_Work required_
What lines of the data include the string "Core"? Copy them all.

:: Extracted data ::

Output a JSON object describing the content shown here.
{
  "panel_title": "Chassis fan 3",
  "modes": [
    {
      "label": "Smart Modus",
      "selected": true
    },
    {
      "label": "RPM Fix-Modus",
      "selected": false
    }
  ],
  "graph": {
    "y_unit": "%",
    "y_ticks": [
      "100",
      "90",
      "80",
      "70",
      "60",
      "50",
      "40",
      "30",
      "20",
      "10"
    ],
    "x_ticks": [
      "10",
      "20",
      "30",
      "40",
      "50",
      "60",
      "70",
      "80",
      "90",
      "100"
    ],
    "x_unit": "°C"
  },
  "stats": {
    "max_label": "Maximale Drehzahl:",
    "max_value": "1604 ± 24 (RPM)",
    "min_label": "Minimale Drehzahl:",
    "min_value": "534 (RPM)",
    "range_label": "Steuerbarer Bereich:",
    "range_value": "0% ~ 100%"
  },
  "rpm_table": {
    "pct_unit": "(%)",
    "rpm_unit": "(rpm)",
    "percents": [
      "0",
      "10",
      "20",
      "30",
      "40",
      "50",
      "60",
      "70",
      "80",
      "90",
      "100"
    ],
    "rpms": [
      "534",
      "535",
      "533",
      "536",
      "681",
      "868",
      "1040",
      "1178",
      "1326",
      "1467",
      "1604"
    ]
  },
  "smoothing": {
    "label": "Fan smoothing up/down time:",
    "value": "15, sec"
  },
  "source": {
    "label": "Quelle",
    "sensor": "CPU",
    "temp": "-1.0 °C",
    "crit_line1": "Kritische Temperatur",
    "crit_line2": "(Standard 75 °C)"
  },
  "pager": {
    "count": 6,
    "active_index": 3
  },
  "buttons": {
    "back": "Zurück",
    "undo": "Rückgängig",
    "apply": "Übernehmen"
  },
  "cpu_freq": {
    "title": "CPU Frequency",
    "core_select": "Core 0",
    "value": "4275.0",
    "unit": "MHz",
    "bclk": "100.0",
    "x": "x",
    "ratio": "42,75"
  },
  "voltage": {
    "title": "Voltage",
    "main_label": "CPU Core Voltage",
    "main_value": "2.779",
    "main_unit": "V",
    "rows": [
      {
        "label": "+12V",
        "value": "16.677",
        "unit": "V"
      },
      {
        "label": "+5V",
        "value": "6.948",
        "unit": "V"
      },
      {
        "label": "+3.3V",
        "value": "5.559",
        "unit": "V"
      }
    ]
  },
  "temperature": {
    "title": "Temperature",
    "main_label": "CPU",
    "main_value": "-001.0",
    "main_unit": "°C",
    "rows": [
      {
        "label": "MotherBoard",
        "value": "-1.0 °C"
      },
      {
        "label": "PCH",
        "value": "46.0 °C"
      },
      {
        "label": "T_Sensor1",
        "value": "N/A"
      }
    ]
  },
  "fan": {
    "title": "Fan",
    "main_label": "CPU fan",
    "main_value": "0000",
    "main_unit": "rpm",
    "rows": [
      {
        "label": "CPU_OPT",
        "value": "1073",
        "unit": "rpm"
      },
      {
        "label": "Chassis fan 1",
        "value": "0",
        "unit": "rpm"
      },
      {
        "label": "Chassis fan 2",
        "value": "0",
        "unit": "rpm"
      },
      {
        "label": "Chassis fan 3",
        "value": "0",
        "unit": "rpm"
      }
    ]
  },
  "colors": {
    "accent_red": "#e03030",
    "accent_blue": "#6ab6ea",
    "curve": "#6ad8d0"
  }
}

:::

_Exercise result_
    "core_select": "Core 0",
    "main_label": "CPU Core Voltage",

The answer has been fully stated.